## THE PROBLEM:
Reproduce the entries below word for word, beginning at the line that contains "Segment this screenshot: for" and stopping after the line that contains "- heatmap-cell: [813, 1037, 826, 1049]". Omit the pictures from your answer.

## INFORMATION SUPPLIED:

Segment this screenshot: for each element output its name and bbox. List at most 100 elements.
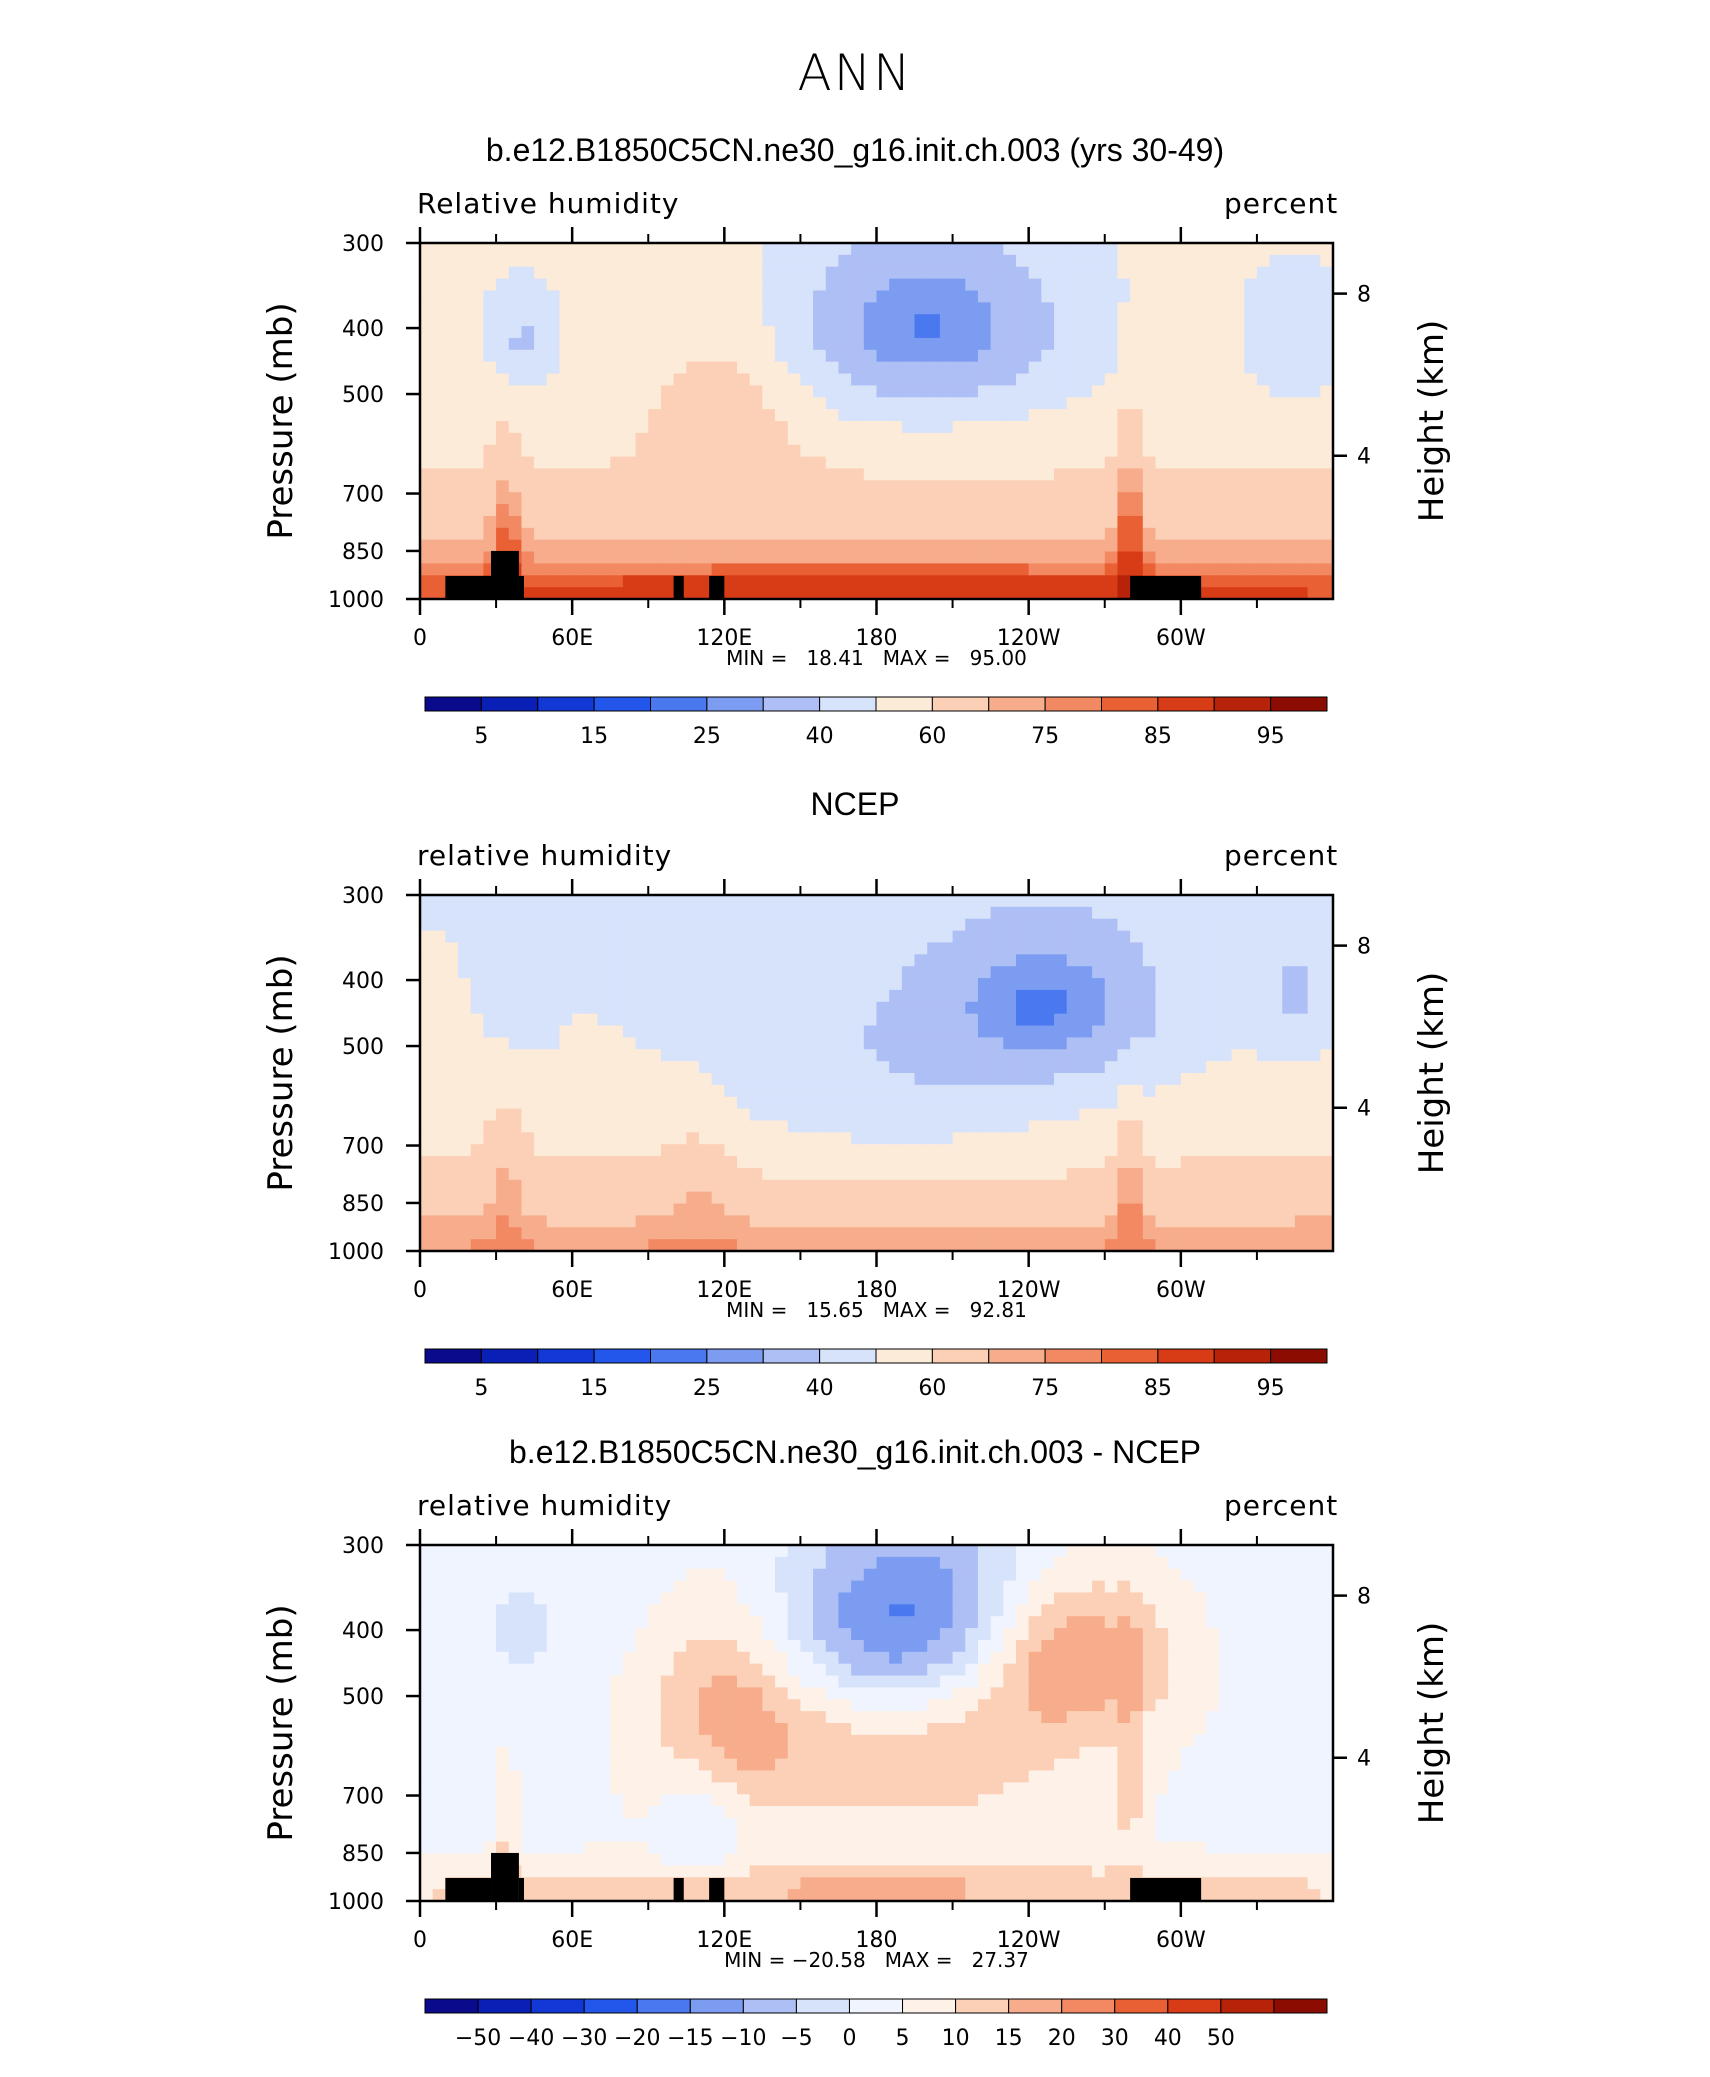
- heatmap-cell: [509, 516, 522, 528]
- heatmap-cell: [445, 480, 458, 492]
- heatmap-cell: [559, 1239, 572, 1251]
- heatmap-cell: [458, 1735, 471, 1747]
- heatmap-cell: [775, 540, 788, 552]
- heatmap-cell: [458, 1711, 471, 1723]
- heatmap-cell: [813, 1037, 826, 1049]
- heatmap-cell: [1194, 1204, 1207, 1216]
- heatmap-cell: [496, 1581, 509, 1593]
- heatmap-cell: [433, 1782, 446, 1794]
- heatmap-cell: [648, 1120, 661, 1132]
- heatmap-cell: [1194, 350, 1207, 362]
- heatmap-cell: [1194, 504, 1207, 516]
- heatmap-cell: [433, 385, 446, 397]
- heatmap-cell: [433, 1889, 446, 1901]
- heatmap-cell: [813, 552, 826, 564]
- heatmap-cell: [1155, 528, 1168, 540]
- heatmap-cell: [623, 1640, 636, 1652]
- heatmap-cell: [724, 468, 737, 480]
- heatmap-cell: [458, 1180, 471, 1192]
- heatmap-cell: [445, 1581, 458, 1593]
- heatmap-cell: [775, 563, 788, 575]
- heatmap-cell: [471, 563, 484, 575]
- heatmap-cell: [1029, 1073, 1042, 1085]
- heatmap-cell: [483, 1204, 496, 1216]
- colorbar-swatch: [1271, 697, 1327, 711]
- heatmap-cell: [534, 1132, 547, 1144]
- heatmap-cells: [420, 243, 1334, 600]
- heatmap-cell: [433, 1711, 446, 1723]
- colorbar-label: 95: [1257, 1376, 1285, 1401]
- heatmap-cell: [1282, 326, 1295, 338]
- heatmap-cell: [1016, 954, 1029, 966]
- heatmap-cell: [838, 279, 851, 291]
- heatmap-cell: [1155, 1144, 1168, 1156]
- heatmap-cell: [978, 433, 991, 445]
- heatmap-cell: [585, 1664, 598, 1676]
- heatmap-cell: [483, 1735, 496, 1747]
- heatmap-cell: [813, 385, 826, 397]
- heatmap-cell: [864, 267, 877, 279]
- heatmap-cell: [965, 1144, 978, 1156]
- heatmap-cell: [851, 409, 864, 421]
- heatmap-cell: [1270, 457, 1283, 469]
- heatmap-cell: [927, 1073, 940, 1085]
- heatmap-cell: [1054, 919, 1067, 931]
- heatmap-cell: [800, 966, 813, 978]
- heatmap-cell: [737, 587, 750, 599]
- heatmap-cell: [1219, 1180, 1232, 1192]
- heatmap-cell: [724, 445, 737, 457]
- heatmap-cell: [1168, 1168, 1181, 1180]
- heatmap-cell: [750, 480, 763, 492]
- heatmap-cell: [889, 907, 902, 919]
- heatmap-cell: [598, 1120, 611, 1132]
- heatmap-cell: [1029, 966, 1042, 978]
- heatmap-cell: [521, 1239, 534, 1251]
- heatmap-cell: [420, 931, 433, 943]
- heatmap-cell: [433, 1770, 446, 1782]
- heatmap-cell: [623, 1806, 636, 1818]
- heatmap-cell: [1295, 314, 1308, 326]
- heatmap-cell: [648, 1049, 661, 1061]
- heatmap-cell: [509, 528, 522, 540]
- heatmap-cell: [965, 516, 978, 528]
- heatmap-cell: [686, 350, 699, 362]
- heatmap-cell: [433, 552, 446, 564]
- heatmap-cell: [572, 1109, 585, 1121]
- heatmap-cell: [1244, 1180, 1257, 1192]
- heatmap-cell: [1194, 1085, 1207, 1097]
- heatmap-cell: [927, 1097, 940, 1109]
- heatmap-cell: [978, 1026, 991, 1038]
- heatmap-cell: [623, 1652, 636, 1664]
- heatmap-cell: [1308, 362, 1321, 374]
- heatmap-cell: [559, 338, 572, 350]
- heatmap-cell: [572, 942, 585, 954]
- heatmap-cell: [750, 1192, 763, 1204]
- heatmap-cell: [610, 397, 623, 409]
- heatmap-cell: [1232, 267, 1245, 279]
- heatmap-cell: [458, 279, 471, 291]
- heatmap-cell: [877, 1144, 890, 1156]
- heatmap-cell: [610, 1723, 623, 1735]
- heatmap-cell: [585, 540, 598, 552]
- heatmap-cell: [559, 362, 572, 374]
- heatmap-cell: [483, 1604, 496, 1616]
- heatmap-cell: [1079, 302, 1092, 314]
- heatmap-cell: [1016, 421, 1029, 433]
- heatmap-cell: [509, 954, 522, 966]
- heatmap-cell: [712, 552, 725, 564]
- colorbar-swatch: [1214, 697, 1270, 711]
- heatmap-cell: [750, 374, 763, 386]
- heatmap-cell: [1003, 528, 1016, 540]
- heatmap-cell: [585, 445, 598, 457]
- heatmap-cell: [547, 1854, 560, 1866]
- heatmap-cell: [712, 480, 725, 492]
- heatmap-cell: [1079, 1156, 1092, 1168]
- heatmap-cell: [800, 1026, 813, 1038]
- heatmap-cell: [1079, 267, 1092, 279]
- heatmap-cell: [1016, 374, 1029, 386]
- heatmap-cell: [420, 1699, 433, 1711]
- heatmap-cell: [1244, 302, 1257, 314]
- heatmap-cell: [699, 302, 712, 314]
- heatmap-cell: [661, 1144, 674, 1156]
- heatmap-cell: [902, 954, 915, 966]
---
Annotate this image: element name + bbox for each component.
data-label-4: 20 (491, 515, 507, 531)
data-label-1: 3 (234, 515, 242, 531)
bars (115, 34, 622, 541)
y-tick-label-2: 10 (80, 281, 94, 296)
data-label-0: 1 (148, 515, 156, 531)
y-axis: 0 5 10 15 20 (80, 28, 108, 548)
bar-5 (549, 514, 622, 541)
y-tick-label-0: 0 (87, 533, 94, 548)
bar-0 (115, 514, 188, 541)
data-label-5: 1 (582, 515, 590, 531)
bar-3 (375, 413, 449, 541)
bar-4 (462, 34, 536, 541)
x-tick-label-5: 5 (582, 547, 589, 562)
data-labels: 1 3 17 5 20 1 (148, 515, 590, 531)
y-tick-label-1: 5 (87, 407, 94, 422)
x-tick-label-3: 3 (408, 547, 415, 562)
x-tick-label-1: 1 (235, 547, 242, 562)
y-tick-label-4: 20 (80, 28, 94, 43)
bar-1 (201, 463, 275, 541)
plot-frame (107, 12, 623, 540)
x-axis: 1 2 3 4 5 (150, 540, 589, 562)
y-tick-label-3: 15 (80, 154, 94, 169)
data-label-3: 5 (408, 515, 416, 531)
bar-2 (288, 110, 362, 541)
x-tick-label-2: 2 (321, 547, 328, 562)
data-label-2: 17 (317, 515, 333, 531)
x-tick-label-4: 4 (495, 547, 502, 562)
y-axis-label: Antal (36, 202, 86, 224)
--
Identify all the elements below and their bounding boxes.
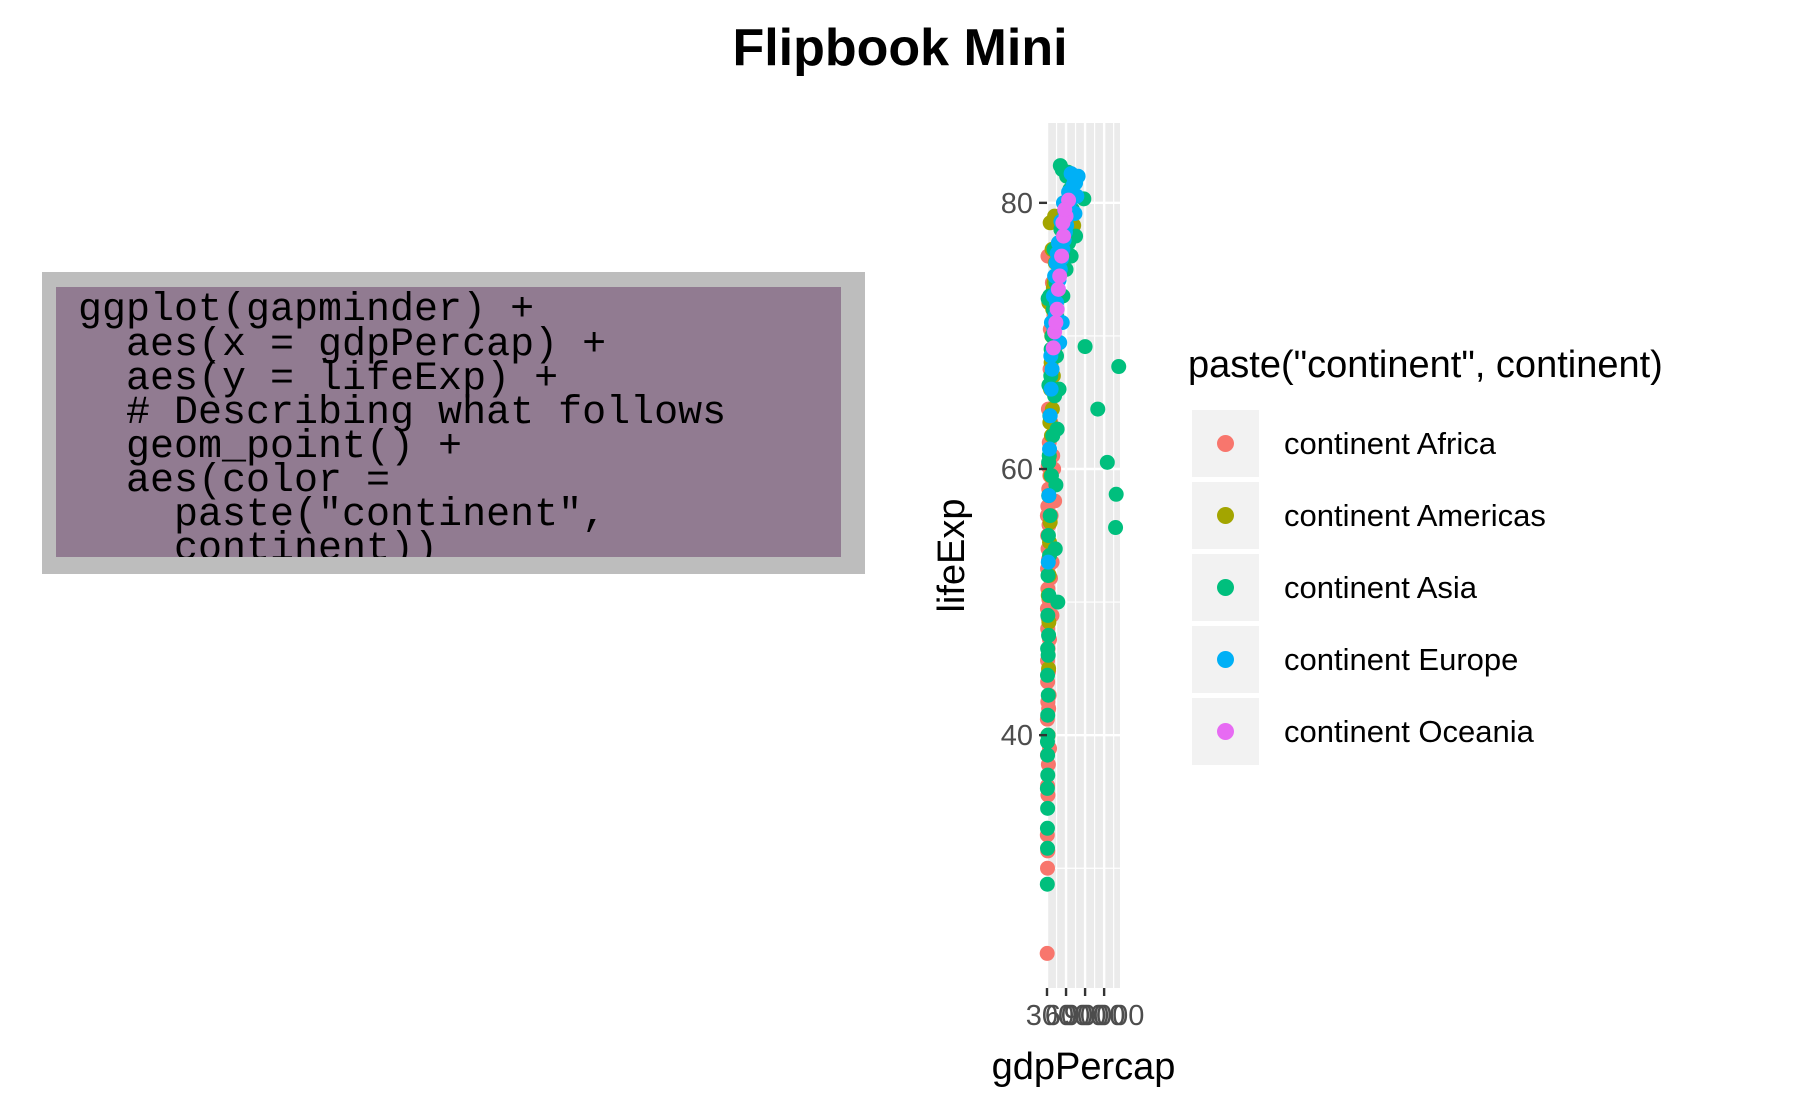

## TASK RESPONSE:
Segment this screenshot: for each element output its name and bbox. List at most 100 elements.
- heatmap-cell: [509, 516, 522, 528]
- heatmap-cell: [445, 480, 458, 492]
- heatmap-cell: [559, 1239, 572, 1251]
- heatmap-cell: [458, 1735, 471, 1747]
- heatmap-cell: [775, 540, 788, 552]
- heatmap-cell: [458, 1711, 471, 1723]
- heatmap-cell: [813, 1037, 826, 1049]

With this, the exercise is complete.